Exercise description
From the listing below, pull out all lines with "this" in them.

[Records about charts and figures]
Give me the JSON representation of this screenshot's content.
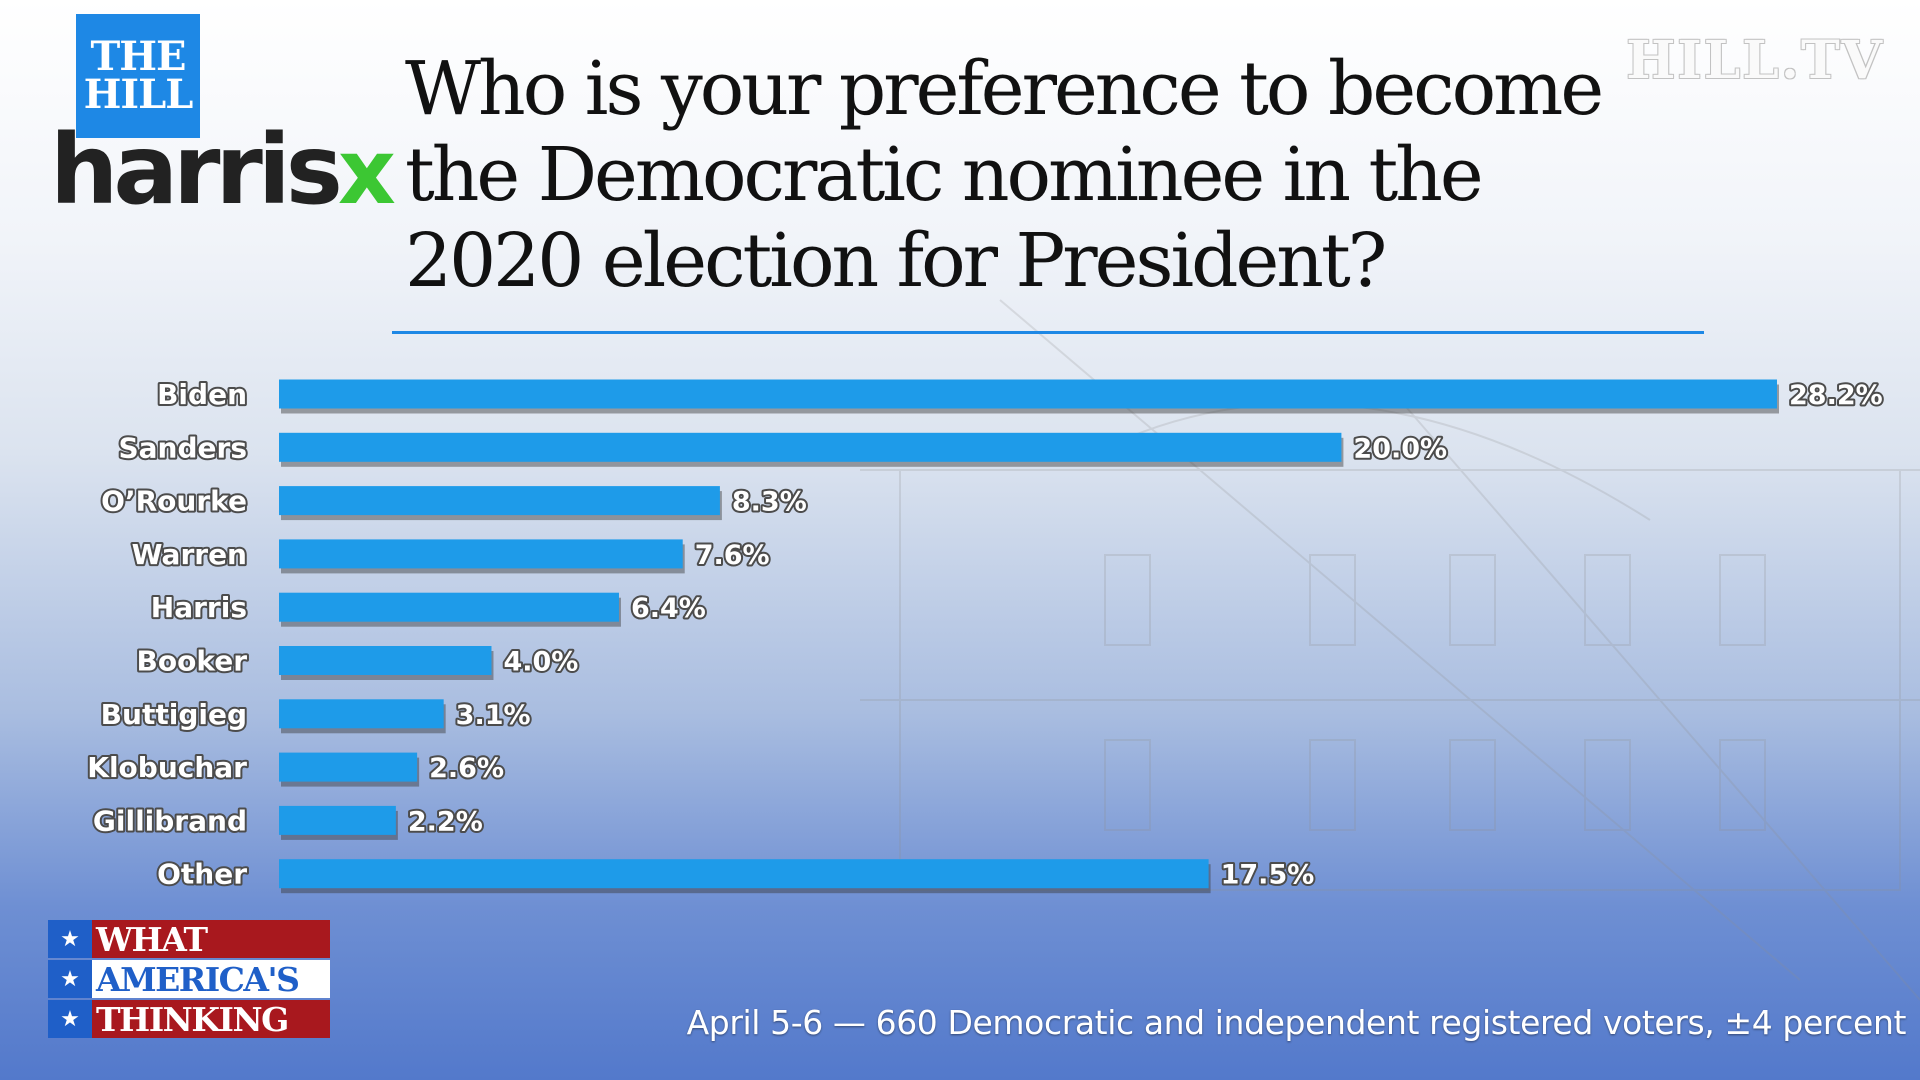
{
  "logos": {
    "the_hill_line1": "THE",
    "the_hill_line2": "HILL",
    "harrisx_word": "harris",
    "harrisx_x": "x",
    "hilltv": "HILL.TV",
    "wat_line1": "WHAT",
    "wat_line2": "AMERICA'S",
    "wat_line3": "THINKING",
    "star_glyph": "★"
  },
  "colors": {
    "bar": "#1e9be9",
    "accent_blue": "#1e88e5",
    "harrisx_green": "#3cc733",
    "wat_red": "#a8181e"
  },
  "chart_data": {
    "type": "bar",
    "orientation": "horizontal",
    "title": "Who is your preference to become the Democratic nominee in the 2020 election for President?",
    "categories": [
      "Biden",
      "Sanders",
      "O’Rourke",
      "Warren",
      "Harris",
      "Booker",
      "Buttigieg",
      "Klobuchar",
      "Gillibrand",
      "Other"
    ],
    "values": [
      28.2,
      20.0,
      8.3,
      7.6,
      6.4,
      4.0,
      3.1,
      2.6,
      2.2,
      17.5
    ],
    "value_labels": [
      "28.2%",
      "20.0%",
      "8.3%",
      "7.6%",
      "6.4%",
      "4.0%",
      "3.1%",
      "2.6%",
      "2.2%",
      "17.5%"
    ],
    "unit": "%",
    "xlim": [
      0,
      28.2
    ],
    "grid": false,
    "legend": "none"
  },
  "footnote": "April 5-6 — 660 Democratic and independent registered voters, ±4 percent"
}
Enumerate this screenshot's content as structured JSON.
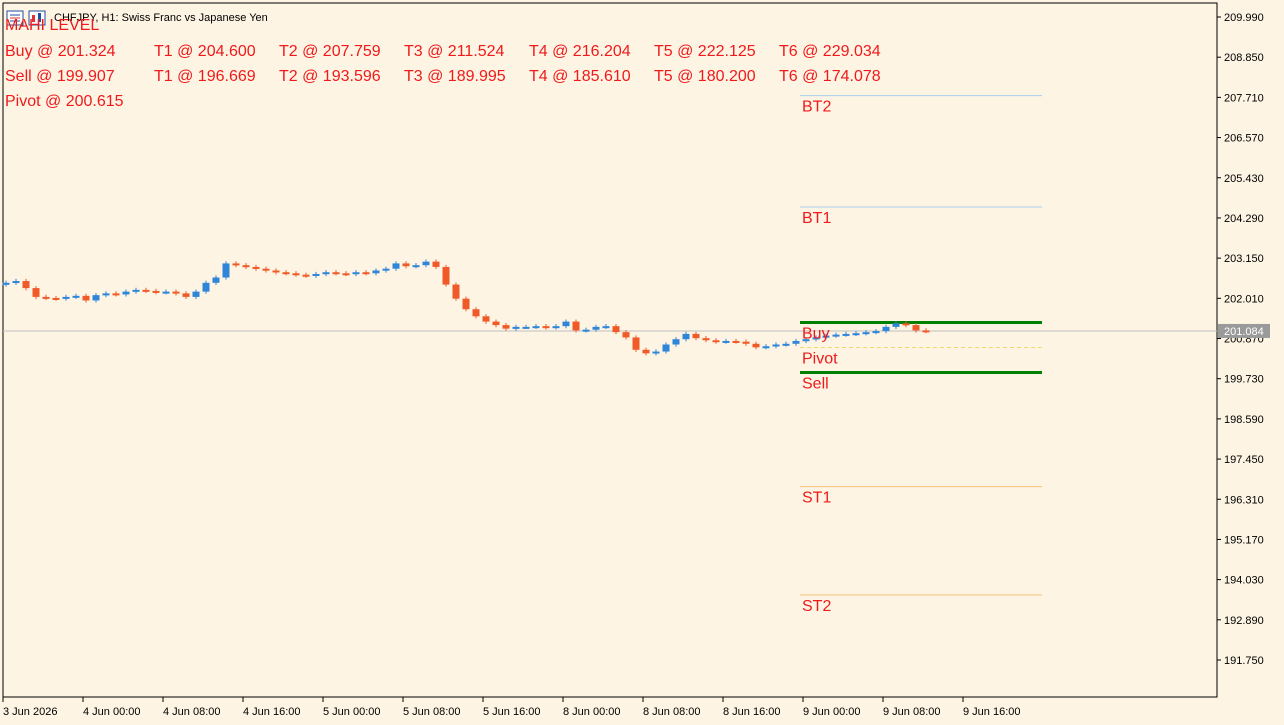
{
  "header": {
    "symbol_title": "CHFJPY, H1:  Swiss Franc vs Japanese Yen",
    "indicator_title": "MAHI LEVEL"
  },
  "levels_table": {
    "buy_row": [
      "Buy @ 201.324",
      "T1 @ 204.600",
      "T2 @ 207.759",
      "T3 @ 211.524",
      "T4 @ 216.204",
      "T5 @ 222.125",
      "T6 @ 229.034"
    ],
    "sell_row": [
      "Sell @ 199.907",
      "T1 @ 196.669",
      "T2 @ 193.596",
      "T3 @ 189.995",
      "T4 @ 185.610",
      "T5 @ 180.200",
      "T6 @ 174.078"
    ],
    "pivot": "Pivot @ 200.615"
  },
  "chart_data": {
    "type": "candlestick",
    "symbol": "CHFJPY",
    "timeframe": "H1",
    "y_axis_ticks": [
      "209.990",
      "208.850",
      "207.710",
      "206.570",
      "205.430",
      "204.290",
      "203.150",
      "202.010",
      "200.870",
      "199.730",
      "198.590",
      "197.450",
      "196.310",
      "195.170",
      "194.030",
      "192.890",
      "191.750"
    ],
    "ylim": [
      191.18,
      210.42
    ],
    "x_axis_ticks": [
      "3 Jun 2026",
      "4 Jun 00:00",
      "4 Jun 08:00",
      "4 Jun 16:00",
      "5 Jun 00:00",
      "5 Jun 08:00",
      "5 Jun 16:00",
      "8 Jun 00:00",
      "8 Jun 08:00",
      "8 Jun 16:00",
      "9 Jun 00:00",
      "9 Jun 08:00",
      "9 Jun 16:00"
    ],
    "current_price": "201.084",
    "level_lines": [
      {
        "label": "BT2",
        "price": 207.759,
        "color": "#a9cfee",
        "width": 1
      },
      {
        "label": "BT1",
        "price": 204.6,
        "color": "#a9cfee",
        "width": 1
      },
      {
        "label": "Buy",
        "price": 201.324,
        "color": "#008000",
        "width": 3
      },
      {
        "label": "Pivot",
        "price": 200.615,
        "color": "#f5d76e",
        "width": 1,
        "dashed": true
      },
      {
        "label": "Sell",
        "price": 199.907,
        "color": "#008000",
        "width": 3
      },
      {
        "label": "ST1",
        "price": 196.669,
        "color": "#f5c27a",
        "width": 1
      },
      {
        "label": "ST2",
        "price": 193.596,
        "color": "#f5c27a",
        "width": 1
      }
    ],
    "closes": [
      202.45,
      202.5,
      202.3,
      202.05,
      202.02,
      202.0,
      202.05,
      202.08,
      201.95,
      202.1,
      202.15,
      202.12,
      202.2,
      202.25,
      202.22,
      202.18,
      202.2,
      202.15,
      202.05,
      202.2,
      202.45,
      202.6,
      203.0,
      202.95,
      202.9,
      202.85,
      202.8,
      202.75,
      202.72,
      202.68,
      202.65,
      202.7,
      202.75,
      202.72,
      202.7,
      202.75,
      202.72,
      202.8,
      202.85,
      203.0,
      202.92,
      202.95,
      203.05,
      202.9,
      202.4,
      202.0,
      201.7,
      201.5,
      201.35,
      201.25,
      201.15,
      201.2,
      201.2,
      201.22,
      201.18,
      201.22,
      201.35,
      201.1,
      201.12,
      201.2,
      201.22,
      201.05,
      200.9,
      200.55,
      200.45,
      200.5,
      200.7,
      200.85,
      201.0,
      200.88,
      200.82,
      200.78,
      200.8,
      200.78,
      200.72,
      200.62,
      200.65,
      200.7,
      200.72,
      200.8,
      200.85,
      200.9,
      200.95,
      200.98,
      201.0,
      201.02,
      201.05,
      201.08,
      201.2,
      201.3,
      201.25,
      201.1,
      201.08
    ]
  }
}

Exercise response
Give me the JSON representation of this screenshot's content.
Enumerate this screenshot's content as structured JSON.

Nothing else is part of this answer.